■ **SUPPLIED RECORDS**
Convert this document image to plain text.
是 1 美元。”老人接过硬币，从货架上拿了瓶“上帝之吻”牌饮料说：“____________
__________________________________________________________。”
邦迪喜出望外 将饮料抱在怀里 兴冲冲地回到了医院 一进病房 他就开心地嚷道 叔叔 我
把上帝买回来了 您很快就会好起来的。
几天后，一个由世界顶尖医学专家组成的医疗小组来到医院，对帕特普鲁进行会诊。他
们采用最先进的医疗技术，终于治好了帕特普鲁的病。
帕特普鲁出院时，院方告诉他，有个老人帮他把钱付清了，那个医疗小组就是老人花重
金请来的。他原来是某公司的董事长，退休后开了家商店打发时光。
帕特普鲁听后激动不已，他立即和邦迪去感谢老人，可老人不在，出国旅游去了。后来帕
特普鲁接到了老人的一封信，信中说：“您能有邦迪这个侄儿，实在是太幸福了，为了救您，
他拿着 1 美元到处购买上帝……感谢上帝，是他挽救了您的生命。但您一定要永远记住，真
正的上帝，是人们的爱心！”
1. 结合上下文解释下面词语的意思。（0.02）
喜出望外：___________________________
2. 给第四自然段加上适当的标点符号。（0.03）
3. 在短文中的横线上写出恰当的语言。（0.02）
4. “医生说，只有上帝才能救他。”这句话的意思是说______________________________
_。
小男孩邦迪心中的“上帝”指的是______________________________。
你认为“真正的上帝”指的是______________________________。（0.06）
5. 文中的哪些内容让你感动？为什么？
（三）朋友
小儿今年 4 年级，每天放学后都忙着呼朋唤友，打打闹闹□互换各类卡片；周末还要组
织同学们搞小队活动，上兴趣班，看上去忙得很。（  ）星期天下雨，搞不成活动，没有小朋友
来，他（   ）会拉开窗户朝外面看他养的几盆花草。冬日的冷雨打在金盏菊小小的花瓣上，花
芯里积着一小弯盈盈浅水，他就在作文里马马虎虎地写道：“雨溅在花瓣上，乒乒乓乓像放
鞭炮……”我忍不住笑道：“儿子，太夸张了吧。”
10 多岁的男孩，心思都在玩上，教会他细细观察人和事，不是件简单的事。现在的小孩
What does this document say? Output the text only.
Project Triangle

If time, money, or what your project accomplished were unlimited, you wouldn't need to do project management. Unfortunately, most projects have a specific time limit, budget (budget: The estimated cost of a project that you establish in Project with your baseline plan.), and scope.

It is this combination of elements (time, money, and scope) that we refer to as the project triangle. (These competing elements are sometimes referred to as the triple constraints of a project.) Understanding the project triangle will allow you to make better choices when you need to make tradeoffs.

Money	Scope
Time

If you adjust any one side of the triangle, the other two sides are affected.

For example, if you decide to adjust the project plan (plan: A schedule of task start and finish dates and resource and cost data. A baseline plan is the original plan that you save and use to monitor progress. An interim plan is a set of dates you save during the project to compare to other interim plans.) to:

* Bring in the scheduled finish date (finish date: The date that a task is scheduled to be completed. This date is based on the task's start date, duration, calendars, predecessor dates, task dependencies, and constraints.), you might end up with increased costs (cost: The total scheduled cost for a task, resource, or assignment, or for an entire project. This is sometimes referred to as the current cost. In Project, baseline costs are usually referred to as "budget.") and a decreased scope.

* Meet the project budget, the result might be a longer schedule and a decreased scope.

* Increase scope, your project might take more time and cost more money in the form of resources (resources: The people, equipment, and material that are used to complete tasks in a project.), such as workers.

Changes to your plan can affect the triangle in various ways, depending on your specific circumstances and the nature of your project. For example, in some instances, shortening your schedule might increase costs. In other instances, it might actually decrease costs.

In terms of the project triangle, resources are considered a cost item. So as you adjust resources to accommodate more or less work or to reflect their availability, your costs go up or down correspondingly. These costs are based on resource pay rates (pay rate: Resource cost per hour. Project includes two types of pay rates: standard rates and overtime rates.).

■ **PROBLEM DESCRIPTION**
Identify the lines of the entries containing the string "text". Copy each such line.

■ **FINISHED EXERCISE**
Convert this document image to plain text.
What does this document say? Output the text only.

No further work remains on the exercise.